Reproduce each line of the material precisely.

— start of DATA ENTRIES —

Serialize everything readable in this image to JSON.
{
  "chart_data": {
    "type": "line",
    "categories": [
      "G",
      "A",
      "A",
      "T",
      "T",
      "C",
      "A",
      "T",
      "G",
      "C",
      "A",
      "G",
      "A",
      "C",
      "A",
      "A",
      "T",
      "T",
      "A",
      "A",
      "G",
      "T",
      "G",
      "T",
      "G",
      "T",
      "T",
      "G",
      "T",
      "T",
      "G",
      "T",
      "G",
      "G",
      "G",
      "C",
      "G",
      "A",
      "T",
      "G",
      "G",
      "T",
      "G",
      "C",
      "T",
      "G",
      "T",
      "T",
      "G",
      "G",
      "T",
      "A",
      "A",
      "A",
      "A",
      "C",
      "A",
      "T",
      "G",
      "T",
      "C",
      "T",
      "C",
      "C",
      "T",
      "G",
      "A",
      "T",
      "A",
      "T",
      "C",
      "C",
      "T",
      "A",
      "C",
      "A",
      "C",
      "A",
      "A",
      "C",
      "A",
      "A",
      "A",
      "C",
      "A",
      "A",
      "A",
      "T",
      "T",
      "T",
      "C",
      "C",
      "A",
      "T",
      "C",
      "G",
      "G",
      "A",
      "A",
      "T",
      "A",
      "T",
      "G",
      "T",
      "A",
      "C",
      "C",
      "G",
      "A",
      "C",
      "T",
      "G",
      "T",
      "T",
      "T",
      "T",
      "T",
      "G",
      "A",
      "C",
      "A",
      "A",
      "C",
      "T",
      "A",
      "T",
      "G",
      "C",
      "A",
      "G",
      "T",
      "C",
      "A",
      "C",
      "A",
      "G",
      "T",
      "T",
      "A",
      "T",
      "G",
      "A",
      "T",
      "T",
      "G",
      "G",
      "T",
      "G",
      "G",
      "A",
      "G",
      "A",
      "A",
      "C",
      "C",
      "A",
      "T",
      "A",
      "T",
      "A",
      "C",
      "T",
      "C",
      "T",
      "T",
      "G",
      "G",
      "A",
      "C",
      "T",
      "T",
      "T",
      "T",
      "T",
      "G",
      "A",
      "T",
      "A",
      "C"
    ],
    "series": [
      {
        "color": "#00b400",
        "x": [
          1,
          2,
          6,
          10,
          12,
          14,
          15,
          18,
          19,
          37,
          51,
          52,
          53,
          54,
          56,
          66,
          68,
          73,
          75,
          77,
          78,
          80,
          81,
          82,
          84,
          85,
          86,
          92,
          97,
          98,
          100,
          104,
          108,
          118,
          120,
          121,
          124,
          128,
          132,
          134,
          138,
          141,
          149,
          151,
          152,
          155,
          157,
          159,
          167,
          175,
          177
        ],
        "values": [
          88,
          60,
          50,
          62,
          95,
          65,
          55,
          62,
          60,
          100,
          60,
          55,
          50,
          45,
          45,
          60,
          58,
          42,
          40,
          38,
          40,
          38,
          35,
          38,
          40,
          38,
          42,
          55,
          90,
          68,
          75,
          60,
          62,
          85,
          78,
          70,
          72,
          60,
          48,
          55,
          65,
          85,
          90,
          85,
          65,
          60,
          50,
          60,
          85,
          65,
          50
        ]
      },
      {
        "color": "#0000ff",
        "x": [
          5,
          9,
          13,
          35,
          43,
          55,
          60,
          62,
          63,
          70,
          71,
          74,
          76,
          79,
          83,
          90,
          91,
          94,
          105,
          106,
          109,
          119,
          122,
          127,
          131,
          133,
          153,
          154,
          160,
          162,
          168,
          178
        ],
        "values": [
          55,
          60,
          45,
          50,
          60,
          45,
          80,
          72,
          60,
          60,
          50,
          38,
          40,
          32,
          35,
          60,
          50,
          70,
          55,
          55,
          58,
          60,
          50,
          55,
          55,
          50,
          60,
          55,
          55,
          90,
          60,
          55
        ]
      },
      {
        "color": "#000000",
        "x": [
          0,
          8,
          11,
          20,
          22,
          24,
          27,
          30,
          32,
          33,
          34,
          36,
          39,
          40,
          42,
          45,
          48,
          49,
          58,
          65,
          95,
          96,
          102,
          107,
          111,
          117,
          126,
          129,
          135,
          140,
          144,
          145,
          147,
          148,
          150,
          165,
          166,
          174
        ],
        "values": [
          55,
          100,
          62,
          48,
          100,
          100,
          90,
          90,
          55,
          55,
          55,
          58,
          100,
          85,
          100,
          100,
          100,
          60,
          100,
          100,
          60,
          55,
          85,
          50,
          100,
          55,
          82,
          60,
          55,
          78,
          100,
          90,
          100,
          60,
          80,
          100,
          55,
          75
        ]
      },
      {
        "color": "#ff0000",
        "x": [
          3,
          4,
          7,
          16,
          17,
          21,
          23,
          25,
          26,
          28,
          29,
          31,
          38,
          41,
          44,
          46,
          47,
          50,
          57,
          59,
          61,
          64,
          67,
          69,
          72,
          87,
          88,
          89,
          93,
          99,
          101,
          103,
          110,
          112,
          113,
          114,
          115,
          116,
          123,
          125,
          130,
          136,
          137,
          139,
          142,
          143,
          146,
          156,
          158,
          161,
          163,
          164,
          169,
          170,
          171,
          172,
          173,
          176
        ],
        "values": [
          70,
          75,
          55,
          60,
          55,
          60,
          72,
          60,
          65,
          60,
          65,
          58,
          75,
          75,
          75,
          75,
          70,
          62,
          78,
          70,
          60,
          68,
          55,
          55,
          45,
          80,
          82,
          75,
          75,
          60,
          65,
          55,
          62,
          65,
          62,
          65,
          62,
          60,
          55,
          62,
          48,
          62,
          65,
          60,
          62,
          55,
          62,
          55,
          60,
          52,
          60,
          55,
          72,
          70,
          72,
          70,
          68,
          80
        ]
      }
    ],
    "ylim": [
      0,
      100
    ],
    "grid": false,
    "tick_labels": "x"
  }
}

— end of DATA ENTRIES —

● THE SOLUTION:
Serialize everything readable in this image to JSON.
{
  "chart_data": {
    "type": "line",
    "categories": [
      "G",
      "A",
      "A",
      "T",
      "T",
      "C",
      "A",
      "T",
      "G",
      "C",
      "A",
      "G",
      "A",
      "C",
      "A",
      "A",
      "T",
      "T",
      "A",
      "A",
      "G",
      "T",
      "G",
      "T",
      "G",
      "T",
      "T",
      "G",
      "T",
      "T",
      "G",
      "T",
      "G",
      "G",
      "G",
      "C",
      "G",
      "A",
      "T",
      "G",
      "G",
      "T",
      "G",
      "C",
      "T",
      "G",
      "T",
      "T",
      "G",
      "G",
      "T",
      "A",
      "A",
      "A",
      "A",
      "C",
      "A",
      "T",
      "G",
      "T",
      "C",
      "T",
      "C",
      "C",
      "T",
      "G",
      "A",
      "T",
      "A",
      "T",
      "C",
      "C",
      "T",
      "A",
      "C",
      "A",
      "C",
      "A",
      "A",
      "C",
      "A",
      "A",
      "A",
      "C",
      "A",
      "A",
      "A",
      "T",
      "T",
      "T",
      "C",
      "C",
      "A",
      "T",
      "C",
      "G",
      "G",
      "A",
      "A",
      "T",
      "A",
      "T",
      "G",
      "T",
      "A",
      "C",
      "C",
      "G",
      "A",
      "C",
      "T",
      "G",
      "T",
      "T",
      "T",
      "T",
      "T",
      "G",
      "A",
      "C",
      "A",
      "A",
      "C",
      "T",
      "A",
      "T",
      "G",
      "C",
      "A",
      "G",
      "T",
      "C",
      "A",
      "C",
      "A",
      "G",
      "T",
      "T",
      "A",
      "T",
      "G",
      "A",
      "T",
      "T",
      "G",
      "G",
      "T",
      "G",
      "G",
      "A",
      "G",
      "A",
      "A",
      "C",
      "C",
      "A",
      "T",
      "A",
      "T",
      "A",
      "C",
      "T",
      "C",
      "T",
      "T",
      "G",
      "G",
      "A",
      "C",
      "T",
      "T",
      "T",
      "T",
      "T",
      "G",
      "A",
      "T",
      "A",
      "C"
    ],
    "series": [
      {
        "color": "#00b400",
        "x": [
          1,
          2,
          6,
          10,
          12,
          14,
          15,
          18,
          19,
          37,
          51,
          52,
          53,
          54,
          56,
          66,
          68,
          73,
          75,
          77,
          78,
          80,
          81,
          82,
          84,
          85,
          86,
          92,
          97,
          98,
          100,
          104,
          108,
          118,
          120,
          121,
          124,
          128,
          132,
          134,
          138,
          141,
          149,
          151,
          152,
          155,
          157,
          159,
          167,
          175,
          177
        ],
        "values": [
          88,
          60,
          50,
          62,
          95,
          65,
          55,
          62,
          60,
          100,
          60,
          55,
          50,
          45,
          45,
          60,
          58,
          42,
          40,
          38,
          40,
          38,
          35,
          38,
          40,
          38,
          42,
          55,
          90,
          68,
          75,
          60,
          62,
          85,
          78,
          70,
          72,
          60,
          48,
          55,
          65,
          85,
          90,
          85,
          65,
          60,
          50,
          60,
          85,
          65,
          50
        ]
      },
      {
        "color": "#0000ff",
        "x": [
          5,
          9,
          13,
          35,
          43,
          55,
          60,
          62,
          63,
          70,
          71,
          74,
          76,
          79,
          83,
          90,
          91,
          94,
          105,
          106,
          109,
          119,
          122,
          127,
          131,
          133,
          153,
          154,
          160,
          162,
          168,
          178
        ],
        "values": [
          55,
          60,
          45,
          50,
          60,
          45,
          80,
          72,
          60,
          60,
          50,
          38,
          40,
          32,
          35,
          60,
          50,
          70,
          55,
          55,
          58,
          60,
          50,
          55,
          55,
          50,
          60,
          55,
          55,
          90,
          60,
          55
        ]
      },
      {
        "color": "#000000",
        "x": [
          0,
          8,
          11,
          20,
          22,
          24,
          27,
          30,
          32,
          33,
          34,
          36,
          39,
          40,
          42,
          45,
          48,
          49,
          58,
          65,
          95,
          96,
          102,
          107,
          111,
          117,
          126,
          129,
          135,
          140,
          144,
          145,
          147,
          148,
          150,
          165,
          166,
          174
        ],
        "values": [
          55,
          100,
          62,
          48,
          100,
          100,
          90,
          90,
          55,
          55,
          55,
          58,
          100,
          85,
          100,
          100,
          100,
          60,
          100,
          100,
          60,
          55,
          85,
          50,
          100,
          55,
          82,
          60,
          55,
          78,
          100,
          90,
          100,
          60,
          80,
          100,
          55,
          75
        ]
      },
      {
        "color": "#ff0000",
        "x": [
          3,
          4,
          7,
          16,
          17,
          21,
          23,
          25,
          26,
          28,
          29,
          31,
          38,
          41,
          44,
          46,
          47,
          50,
          57,
          59,
          61,
          64,
          67,
          69,
          72,
          87,
          88,
          89,
          93,
          99,
          101,
          103,
          110,
          112,
          113,
          114,
          115,
          116,
          123,
          125,
          130,
          136,
          137,
          139,
          142,
          143,
          146,
          156,
          158,
          161,
          163,
          164,
          169,
          170,
          171,
          172,
          173,
          176
        ],
        "values": [
          70,
          75,
          55,
          60,
          55,
          60,
          72,
          60,
          65,
          60,
          65,
          58,
          75,
          75,
          75,
          75,
          70,
          62,
          78,
          70,
          60,
          68,
          55,
          55,
          45,
          80,
          82,
          75,
          75,
          60,
          65,
          55,
          62,
          65,
          62,
          65,
          62,
          60,
          55,
          62,
          48,
          62,
          65,
          60,
          62,
          55,
          62,
          55,
          60,
          52,
          60,
          55,
          72,
          70,
          72,
          70,
          68,
          80
        ]
      }
    ],
    "ylim": [
      0,
      100
    ],
    "grid": false,
    "tick_labels": "x"
  }
}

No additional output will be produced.